Write out the records word for word, from their first line through the line containing "avatar-figure bbox=[107, 192, 133, 228]", including both of those lines and nothing after them.

— BEGIN Entries —

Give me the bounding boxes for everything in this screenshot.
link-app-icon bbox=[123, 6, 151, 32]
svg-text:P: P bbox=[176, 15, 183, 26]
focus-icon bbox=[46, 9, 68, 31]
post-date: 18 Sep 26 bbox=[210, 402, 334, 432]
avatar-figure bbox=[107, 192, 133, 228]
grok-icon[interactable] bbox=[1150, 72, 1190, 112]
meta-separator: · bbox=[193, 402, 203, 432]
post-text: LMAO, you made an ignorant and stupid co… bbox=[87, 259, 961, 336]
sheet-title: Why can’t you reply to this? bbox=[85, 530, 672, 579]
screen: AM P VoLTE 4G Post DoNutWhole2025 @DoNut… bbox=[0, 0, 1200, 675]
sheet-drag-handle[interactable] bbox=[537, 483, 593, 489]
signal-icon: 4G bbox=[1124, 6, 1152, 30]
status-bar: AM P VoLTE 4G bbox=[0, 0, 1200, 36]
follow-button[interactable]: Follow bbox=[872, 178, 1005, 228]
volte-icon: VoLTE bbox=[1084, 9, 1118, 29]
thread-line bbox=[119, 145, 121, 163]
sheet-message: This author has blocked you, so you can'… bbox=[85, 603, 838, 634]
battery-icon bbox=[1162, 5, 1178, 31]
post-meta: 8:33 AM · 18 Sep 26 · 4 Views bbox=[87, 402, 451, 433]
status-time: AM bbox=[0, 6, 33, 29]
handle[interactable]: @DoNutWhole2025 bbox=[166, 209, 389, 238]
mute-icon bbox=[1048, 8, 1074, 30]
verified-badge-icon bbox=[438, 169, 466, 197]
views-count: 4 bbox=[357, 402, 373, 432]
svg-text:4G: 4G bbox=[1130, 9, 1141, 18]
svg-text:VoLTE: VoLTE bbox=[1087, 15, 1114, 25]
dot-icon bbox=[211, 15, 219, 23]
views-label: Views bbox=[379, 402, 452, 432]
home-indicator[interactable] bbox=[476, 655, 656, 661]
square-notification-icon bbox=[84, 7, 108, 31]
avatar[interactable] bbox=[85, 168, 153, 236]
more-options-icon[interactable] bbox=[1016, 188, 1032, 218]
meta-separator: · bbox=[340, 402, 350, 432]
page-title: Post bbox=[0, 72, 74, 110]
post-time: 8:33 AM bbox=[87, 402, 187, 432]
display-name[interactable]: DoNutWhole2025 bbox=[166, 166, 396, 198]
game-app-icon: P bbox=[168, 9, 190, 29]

— END Entries —

* _Task result_
Give me the bounding boxes for everything in this screenshot.
link-app-icon bbox=[123, 6, 151, 32]
svg-text:P: P bbox=[176, 15, 183, 26]
focus-icon bbox=[46, 9, 68, 31]
post-date: 18 Sep 26 bbox=[210, 402, 334, 432]
avatar-figure bbox=[107, 192, 133, 228]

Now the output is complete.